:: What the task requires ::
Make an exact copy of the entries below with the pictures removed.

:: Extracted records ::
============
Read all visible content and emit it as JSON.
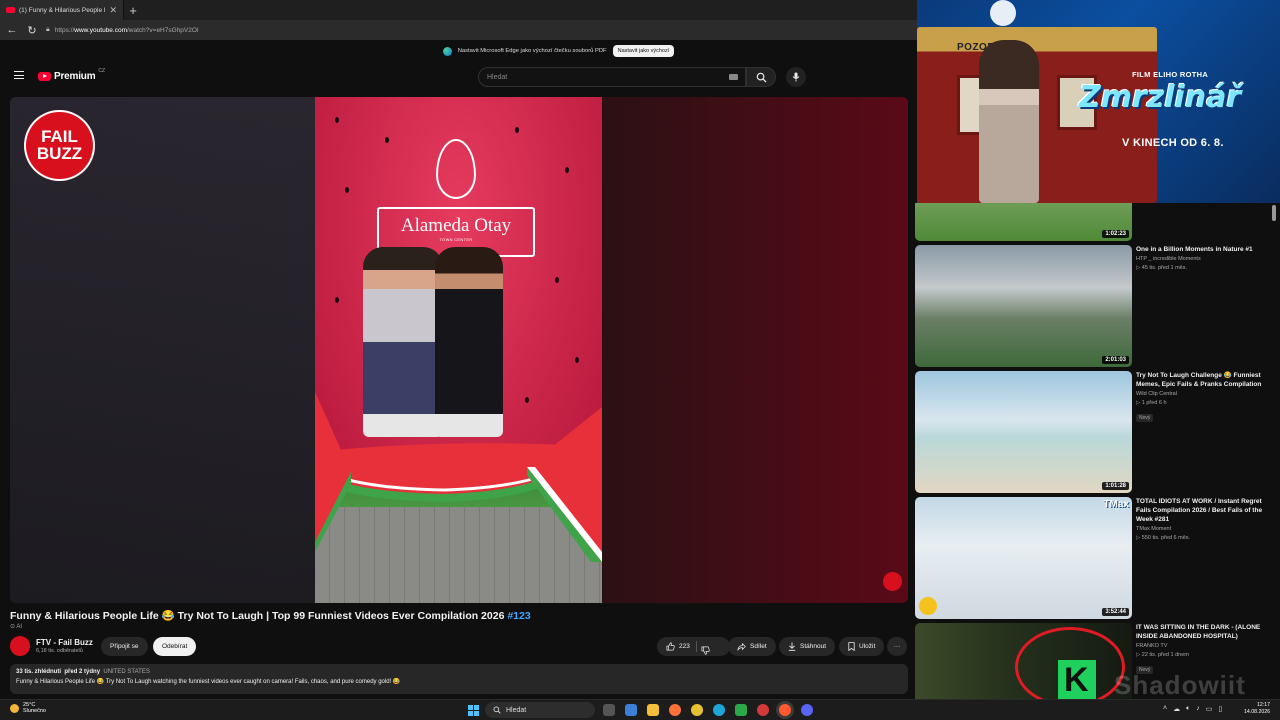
{
  "browser": {
    "tab_title": "(1) Funny & Hilarious People L",
    "url_prefix": "https://",
    "url_host": "www.youtube.com",
    "url_path": "/watch?v=eH7sGhpV2OI",
    "new_tab": "+",
    "close_tab": "✕"
  },
  "infobar": {
    "message": "Nastavit Microsoft Edge jako výchozí čtečku souborů PDF",
    "button": "Nastavit jako výchozí"
  },
  "youtube": {
    "logo_text": "Premium",
    "logo_country": "CZ",
    "search_placeholder": "Hledat"
  },
  "player": {
    "channel_logo_line1": "FAIL",
    "channel_logo_line2": "BUZZ",
    "sign_name": "Alameda Otay",
    "sign_sub": "TOWN CENTER"
  },
  "video": {
    "title": "Funny & Hilarious People Life 😂 Try Not To Laugh | Top 99 Funniest Videos Ever Compilation 2026 ",
    "hashtag": "#123",
    "ai_label": "AI",
    "channel_name": "FTV - Fail Buzz",
    "subscribers": "6,18 tis. odběratelů",
    "join_label": "Připojit se",
    "subscribe_label": "Odebírat",
    "likes": "223",
    "share_label": "Sdílet",
    "download_label": "Stáhnout",
    "save_label": "Uložit",
    "more_label": "···",
    "views": "33 tis. zhlédnutí",
    "date": "před 2 týdny",
    "location": "UNITED STATES",
    "description": "Funny & Hilarious People Life 😂 Try Not To Laugh watching the funniest videos ever caught on camera! Fails, chaos, and pure comedy gold! 😂"
  },
  "ad": {
    "poster_caption": "POZOR DĚTI",
    "film": "FILM ELIHO ROTHA",
    "title": "Zmrzlinář",
    "date": "V KINECH OD 6. 8."
  },
  "recommendations": [
    {
      "title": "",
      "channel": "",
      "meta": "",
      "duration": "1:02:23",
      "badge": ""
    },
    {
      "title": "One in a Billion Moments in Nature #1",
      "channel": "HTP _ incredible Moments",
      "meta": "▷ 45 tis.  před 1 měs.",
      "duration": "2:01:03",
      "badge": ""
    },
    {
      "title": "Try Not To Laugh Challenge 😂 Funniest Memes, Epic Fails & Pranks Compilation",
      "channel": "Wild Clip Central",
      "meta": "▷ 1  před 6 h",
      "duration": "1:01:28",
      "badge": "Nový"
    },
    {
      "title": "TOTAL IDIOTS AT WORK / Instant Regret Fails Compilation 2026 / Best Fails of the Week #281",
      "channel": "TMax Moment",
      "meta": "▷ 550 tis.  před 6 měs.",
      "duration": "3:52:44",
      "badge": ""
    },
    {
      "title": "IT WAS SITTING IN THE DARK - (ALONE INSIDE ABANDONED HOSPITAL)",
      "channel": "FRANKO TV",
      "meta": "▷ 22 tis.  před 1 dnem",
      "duration": "",
      "badge": "Nový"
    }
  ],
  "rec_overlay": {
    "tmax": "TMax"
  },
  "taskbar": {
    "temp": "25°C",
    "weather": "Slunečno",
    "search": "Hledat",
    "time": "12:17",
    "date": "14.08.2026"
  },
  "watermark": "Shadowiit",
  "colors": {
    "accent_red": "#ff0033",
    "link_blue": "#3ea6ff",
    "background": "#0f0f0f"
  }
}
============
:: The response ::
Read all visible content and emit it as JSON.
{
  "browser": {
    "tab_title": "(1) Funny & Hilarious People L",
    "url_prefix": "https://",
    "url_host": "www.youtube.com",
    "url_path": "/watch?v=eH7sGhpV2OI",
    "new_tab": "+",
    "close_tab": "✕"
  },
  "infobar": {
    "message": "Nastavit Microsoft Edge jako výchozí čtečku souborů PDF",
    "button": "Nastavit jako výchozí"
  },
  "youtube": {
    "logo_text": "Premium",
    "logo_country": "CZ",
    "search_placeholder": "Hledat"
  },
  "player": {
    "channel_logo_line1": "FAIL",
    "channel_logo_line2": "BUZZ",
    "sign_name": "Alameda Otay",
    "sign_sub": "TOWN CENTER"
  },
  "video": {
    "title": "Funny & Hilarious People Life 😂 Try Not To Laugh | Top 99 Funniest Videos Ever Compilation 2026 ",
    "hashtag": "#123",
    "ai_label": "AI",
    "channel_name": "FTV - Fail Buzz",
    "subscribers": "6,18 tis. odběratelů",
    "join_label": "Připojit se",
    "subscribe_label": "Odebírat",
    "likes": "223",
    "share_label": "Sdílet",
    "download_label": "Stáhnout",
    "save_label": "Uložit",
    "more_label": "···",
    "views": "33 tis. zhlédnutí",
    "date": "před 2 týdny",
    "location": "UNITED STATES",
    "description": "Funny & Hilarious People Life 😂 Try Not To Laugh watching the funniest videos ever caught on camera! Fails, chaos, and pure comedy gold! 😂"
  },
  "ad": {
    "poster_caption": "POZOR DĚTI",
    "film": "FILM ELIHO ROTHA",
    "title": "Zmrzlinář",
    "date": "V KINECH OD 6. 8."
  },
  "recommendations": [
    {
      "title": "",
      "channel": "",
      "meta": "",
      "duration": "1:02:23",
      "badge": ""
    },
    {
      "title": "One in a Billion Moments in Nature #1",
      "channel": "HTP _ incredible Moments",
      "meta": "▷ 45 tis.  před 1 měs.",
      "duration": "2:01:03",
      "badge": ""
    },
    {
      "title": "Try Not To Laugh Challenge 😂 Funniest Memes, Epic Fails & Pranks Compilation",
      "channel": "Wild Clip Central",
      "meta": "▷ 1  před 6 h",
      "duration": "1:01:28",
      "badge": "Nový"
    },
    {
      "title": "TOTAL IDIOTS AT WORK / Instant Regret Fails Compilation 2026 / Best Fails of the Week #281",
      "channel": "TMax Moment",
      "meta": "▷ 550 tis.  před 6 měs.",
      "duration": "3:52:44",
      "badge": ""
    },
    {
      "title": "IT WAS SITTING IN THE DARK - (ALONE INSIDE ABANDONED HOSPITAL)",
      "channel": "FRANKO TV",
      "meta": "▷ 22 tis.  před 1 dnem",
      "duration": "",
      "badge": "Nový"
    }
  ],
  "rec_overlay": {
    "tmax": "TMax"
  },
  "taskbar": {
    "temp": "25°C",
    "weather": "Slunečno",
    "search": "Hledat",
    "time": "12:17",
    "date": "14.08.2026"
  },
  "watermark": "Shadowiit",
  "colors": {
    "accent_red": "#ff0033",
    "link_blue": "#3ea6ff",
    "background": "#0f0f0f"
  }
}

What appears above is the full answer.